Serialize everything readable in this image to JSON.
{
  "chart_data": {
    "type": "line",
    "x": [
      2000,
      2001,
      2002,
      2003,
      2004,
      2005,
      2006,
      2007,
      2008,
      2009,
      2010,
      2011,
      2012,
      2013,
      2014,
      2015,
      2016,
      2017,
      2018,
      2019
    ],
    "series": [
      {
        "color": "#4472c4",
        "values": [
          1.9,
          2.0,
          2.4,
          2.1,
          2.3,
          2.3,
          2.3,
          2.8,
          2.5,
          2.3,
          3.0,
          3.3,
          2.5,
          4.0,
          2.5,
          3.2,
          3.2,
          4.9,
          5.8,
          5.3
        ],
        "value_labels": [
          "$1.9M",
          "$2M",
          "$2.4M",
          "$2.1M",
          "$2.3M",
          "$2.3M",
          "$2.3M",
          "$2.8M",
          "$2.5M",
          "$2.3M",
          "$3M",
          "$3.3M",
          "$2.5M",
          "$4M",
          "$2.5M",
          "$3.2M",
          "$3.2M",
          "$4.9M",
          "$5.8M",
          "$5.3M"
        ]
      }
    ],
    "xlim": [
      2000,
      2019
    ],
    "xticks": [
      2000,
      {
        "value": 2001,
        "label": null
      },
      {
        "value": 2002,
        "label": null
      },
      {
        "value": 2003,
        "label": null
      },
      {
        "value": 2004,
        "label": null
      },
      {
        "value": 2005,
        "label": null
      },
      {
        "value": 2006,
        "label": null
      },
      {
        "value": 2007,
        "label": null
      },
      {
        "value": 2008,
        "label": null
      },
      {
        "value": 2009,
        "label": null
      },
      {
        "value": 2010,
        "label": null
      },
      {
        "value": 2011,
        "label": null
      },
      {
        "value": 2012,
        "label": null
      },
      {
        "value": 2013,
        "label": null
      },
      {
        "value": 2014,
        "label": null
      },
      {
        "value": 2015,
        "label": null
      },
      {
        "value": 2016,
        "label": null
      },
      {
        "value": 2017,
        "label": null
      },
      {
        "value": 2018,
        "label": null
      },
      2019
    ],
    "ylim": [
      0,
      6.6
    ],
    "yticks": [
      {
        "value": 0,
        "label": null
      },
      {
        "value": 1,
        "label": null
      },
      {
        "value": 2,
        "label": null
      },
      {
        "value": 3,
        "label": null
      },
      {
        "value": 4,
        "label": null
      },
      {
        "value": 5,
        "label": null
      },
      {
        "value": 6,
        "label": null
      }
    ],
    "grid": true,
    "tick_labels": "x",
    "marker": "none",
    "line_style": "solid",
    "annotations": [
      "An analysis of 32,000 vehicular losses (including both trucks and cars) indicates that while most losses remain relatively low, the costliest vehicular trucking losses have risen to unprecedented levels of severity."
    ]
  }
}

-- -- --

▶ **Direction**: Output the whole listing above again, word for word.

▶ **Response to this task**:
Serialize everything readable in this image to JSON.
{
  "chart_data": {
    "type": "line",
    "x": [
      2000,
      2001,
      2002,
      2003,
      2004,
      2005,
      2006,
      2007,
      2008,
      2009,
      2010,
      2011,
      2012,
      2013,
      2014,
      2015,
      2016,
      2017,
      2018,
      2019
    ],
    "series": [
      {
        "color": "#4472c4",
        "values": [
          1.9,
          2.0,
          2.4,
          2.1,
          2.3,
          2.3,
          2.3,
          2.8,
          2.5,
          2.3,
          3.0,
          3.3,
          2.5,
          4.0,
          2.5,
          3.2,
          3.2,
          4.9,
          5.8,
          5.3
        ],
        "value_labels": [
          "$1.9M",
          "$2M",
          "$2.4M",
          "$2.1M",
          "$2.3M",
          "$2.3M",
          "$2.3M",
          "$2.8M",
          "$2.5M",
          "$2.3M",
          "$3M",
          "$3.3M",
          "$2.5M",
          "$4M",
          "$2.5M",
          "$3.2M",
          "$3.2M",
          "$4.9M",
          "$5.8M",
          "$5.3M"
        ]
      }
    ],
    "xlim": [
      2000,
      2019
    ],
    "xticks": [
      2000,
      {
        "value": 2001,
        "label": null
      },
      {
        "value": 2002,
        "label": null
      },
      {
        "value": 2003,
        "label": null
      },
      {
        "value": 2004,
        "label": null
      },
      {
        "value": 2005,
        "label": null
      },
      {
        "value": 2006,
        "label": null
      },
      {
        "value": 2007,
        "label": null
      },
      {
        "value": 2008,
        "label": null
      },
      {
        "value": 2009,
        "label": null
      },
      {
        "value": 2010,
        "label": null
      },
      {
        "value": 2011,
        "label": null
      },
      {
        "value": 2012,
        "label": null
      },
      {
        "value": 2013,
        "label": null
      },
      {
        "value": 2014,
        "label": null
      },
      {
        "value": 2015,
        "label": null
      },
      {
        "value": 2016,
        "label": null
      },
      {
        "value": 2017,
        "label": null
      },
      {
        "value": 2018,
        "label": null
      },
      2019
    ],
    "ylim": [
      0,
      6.6
    ],
    "yticks": [
      {
        "value": 0,
        "label": null
      },
      {
        "value": 1,
        "label": null
      },
      {
        "value": 2,
        "label": null
      },
      {
        "value": 3,
        "label": null
      },
      {
        "value": 4,
        "label": null
      },
      {
        "value": 5,
        "label": null
      },
      {
        "value": 6,
        "label": null
      }
    ],
    "grid": true,
    "tick_labels": "x",
    "marker": "none",
    "line_style": "solid",
    "annotations": [
      "An analysis of 32,000 vehicular losses (including both trucks and cars) indicates that while most losses remain relatively low, the costliest vehicular trucking losses have risen to unprecedented levels of severity."
    ]
  }
}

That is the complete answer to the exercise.